▶ _What to do_
Every line of the material must come back exactly as given.

Material for this task below:

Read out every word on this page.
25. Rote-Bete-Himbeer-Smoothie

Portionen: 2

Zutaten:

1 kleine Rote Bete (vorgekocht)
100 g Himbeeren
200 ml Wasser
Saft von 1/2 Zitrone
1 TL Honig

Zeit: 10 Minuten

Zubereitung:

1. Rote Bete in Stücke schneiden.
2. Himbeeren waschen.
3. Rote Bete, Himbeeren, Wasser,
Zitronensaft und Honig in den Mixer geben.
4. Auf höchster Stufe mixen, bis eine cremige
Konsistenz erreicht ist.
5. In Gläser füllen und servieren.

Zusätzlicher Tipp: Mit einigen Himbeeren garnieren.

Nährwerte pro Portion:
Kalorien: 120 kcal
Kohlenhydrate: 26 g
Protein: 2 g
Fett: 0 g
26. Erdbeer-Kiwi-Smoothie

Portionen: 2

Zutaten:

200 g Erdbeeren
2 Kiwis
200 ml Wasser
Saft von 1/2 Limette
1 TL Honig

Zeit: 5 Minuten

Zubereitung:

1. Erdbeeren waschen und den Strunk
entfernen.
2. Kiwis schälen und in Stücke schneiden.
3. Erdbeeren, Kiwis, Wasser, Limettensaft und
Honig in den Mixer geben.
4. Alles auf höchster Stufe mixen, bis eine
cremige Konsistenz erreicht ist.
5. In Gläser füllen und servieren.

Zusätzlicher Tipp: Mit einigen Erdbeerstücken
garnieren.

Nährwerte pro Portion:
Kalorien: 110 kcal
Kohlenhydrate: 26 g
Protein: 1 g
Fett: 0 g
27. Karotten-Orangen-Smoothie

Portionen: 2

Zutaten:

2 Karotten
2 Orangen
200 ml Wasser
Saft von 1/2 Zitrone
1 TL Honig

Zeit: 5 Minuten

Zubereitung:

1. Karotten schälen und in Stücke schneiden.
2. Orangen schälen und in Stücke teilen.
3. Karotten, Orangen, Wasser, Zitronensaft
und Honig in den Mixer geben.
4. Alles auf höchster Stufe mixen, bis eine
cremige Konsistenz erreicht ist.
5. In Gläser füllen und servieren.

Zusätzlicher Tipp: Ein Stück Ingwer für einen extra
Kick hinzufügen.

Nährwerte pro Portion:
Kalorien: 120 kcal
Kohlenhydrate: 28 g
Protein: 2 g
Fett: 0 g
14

End of Material for this task.

▶ _Response area_
Read out every word on this page.
25. Rote-Bete-Himbeer-Smoothie

Portionen: 2

Zutaten:

1 kleine Rote Bete (vorgekocht)
100 g Himbeeren
200 ml Wasser
Saft von 1/2 Zitrone
1 TL Honig

Zeit: 10 Minuten

Zubereitung:

1. Rote Bete in Stücke schneiden.
2. Himbeeren waschen.
3. Rote Bete, Himbeeren, Wasser,
Zitronensaft und Honig in den Mixer geben.
4. Auf höchster Stufe mixen, bis eine cremige
Konsistenz erreicht ist.
5. In Gläser füllen und servieren.

Zusätzlicher Tipp: Mit einigen Himbeeren garnieren.

Nährwerte pro Portion:
Kalorien: 120 kcal
Kohlenhydrate: 26 g
Protein: 2 g
Fett: 0 g
26. Erdbeer-Kiwi-Smoothie

Portionen: 2

Zutaten:

200 g Erdbeeren
2 Kiwis
200 ml Wasser
Saft von 1/2 Limette
1 TL Honig

Zeit: 5 Minuten

Zubereitung:

1. Erdbeeren waschen und den Strunk
entfernen.
2. Kiwis schälen und in Stücke schneiden.
3. Erdbeeren, Kiwis, Wasser, Limettensaft und
Honig in den Mixer geben.
4. Alles auf höchster Stufe mixen, bis eine
cremige Konsistenz erreicht ist.
5. In Gläser füllen und servieren.

Zusätzlicher Tipp: Mit einigen Erdbeerstücken
garnieren.

Nährwerte pro Portion:
Kalorien: 110 kcal
Kohlenhydrate: 26 g
Protein: 1 g
Fett: 0 g
27. Karotten-Orangen-Smoothie

Portionen: 2

Zutaten:

2 Karotten
2 Orangen
200 ml Wasser
Saft von 1/2 Zitrone
1 TL Honig

Zeit: 5 Minuten

Zubereitung:

1. Karotten schälen und in Stücke schneiden.
2. Orangen schälen und in Stücke teilen.
3. Karotten, Orangen, Wasser, Zitronensaft
und Honig in den Mixer geben.
4. Alles auf höchster Stufe mixen, bis eine
cremige Konsistenz erreicht ist.
5. In Gläser füllen und servieren.

Zusätzlicher Tipp: Ein Stück Ingwer für einen extra
Kick hinzufügen.

Nährwerte pro Portion:
Kalorien: 120 kcal
Kohlenhydrate: 28 g
Protein: 2 g
Fett: 0 g
14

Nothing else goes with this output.